## WHAT YOU WILL DO
Go through the listing and copy each line with the string "院前急救费".

## DATA TO USE
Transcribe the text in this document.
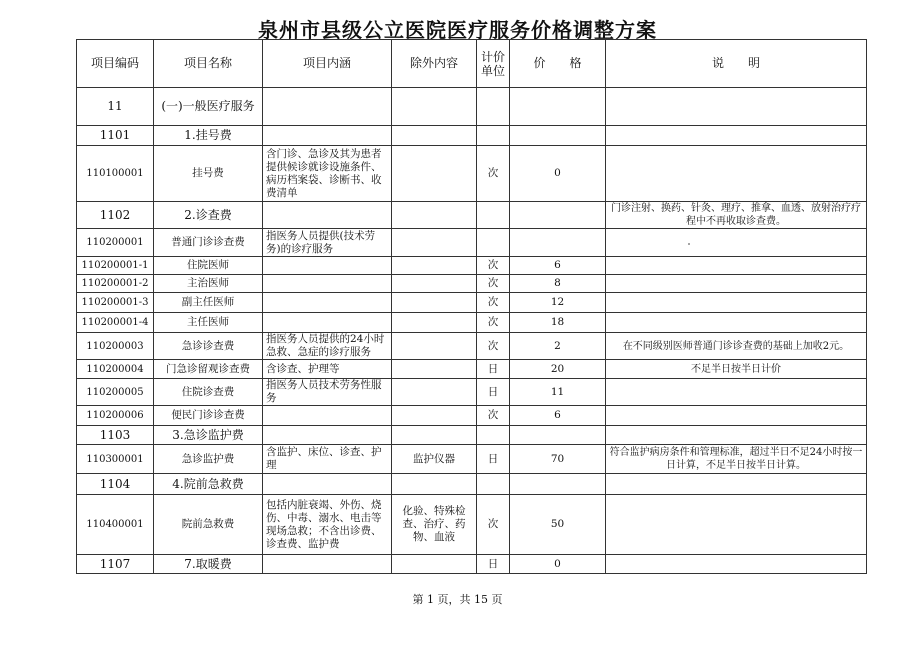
泉州市县级公立医院医疗服务价格调整方案
项目编码	项目名称	项目内涵	除外内容	计价单位	价　　格	说　　明
11	(一)一般医疗服务					
1101	1.挂号费					
110100001	挂号费	含门诊、急诊及其为患者提供候诊就诊设施条件、病历档案袋、诊断书、收费清单		次	0	
1102	2.诊查费					门诊注射、换药、针灸、理疗、推拿、血透、放射治疗疗程中不再收取诊查费。
110200001	普通门诊诊查费	指医务人员提供(技术劳务)的诊疗服务				
110200001-1	住院医师			次	6	
110200001-2	主治医师			次	8	
110200001-3	副主任医师			次	12	
110200001-4	主任医师			次	18	
110200003	急诊诊查费	指医务人员提供的24小时急救、急症的诊疗服务		次	2	在不同级别医师普通门诊诊查费的基础上加收2元。
110200004	门急诊留观诊查费	含诊查、护理等		日	20	不足半日按半日计价
110200005	住院诊查费	指医务人员技术劳务性服务		日	11	
110200006	便民门诊诊查费			次	6	
1103	3.急诊监护费					
110300001	急诊监护费	含监护、床位、诊查、护理	监护仪器	日	70	符合监护病房条件和管理标准，超过半日不足24小时按一日计算，不足半日按半日计算。
1104	4.院前急救费					
110400001	院前急救费	包括内脏衰竭、外伤、烧伤、中毒、溺水、电击等现场急救；不含出诊费、诊查费、监护费	化验、特殊检查、治疗、药物、血液	次	50	
1107	7.取暖费			日	0	
第 1 页，共 15 页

## WRITTEN SOLUTION
1104	4.院前急救费					
110400001	院前急救费	包括内脏衰竭、外伤、烧伤、中毒、溺水、电击等现场急救；不含出诊费、诊查费、监护费	化验、特殊检查、治疗、药物、血液	次	50	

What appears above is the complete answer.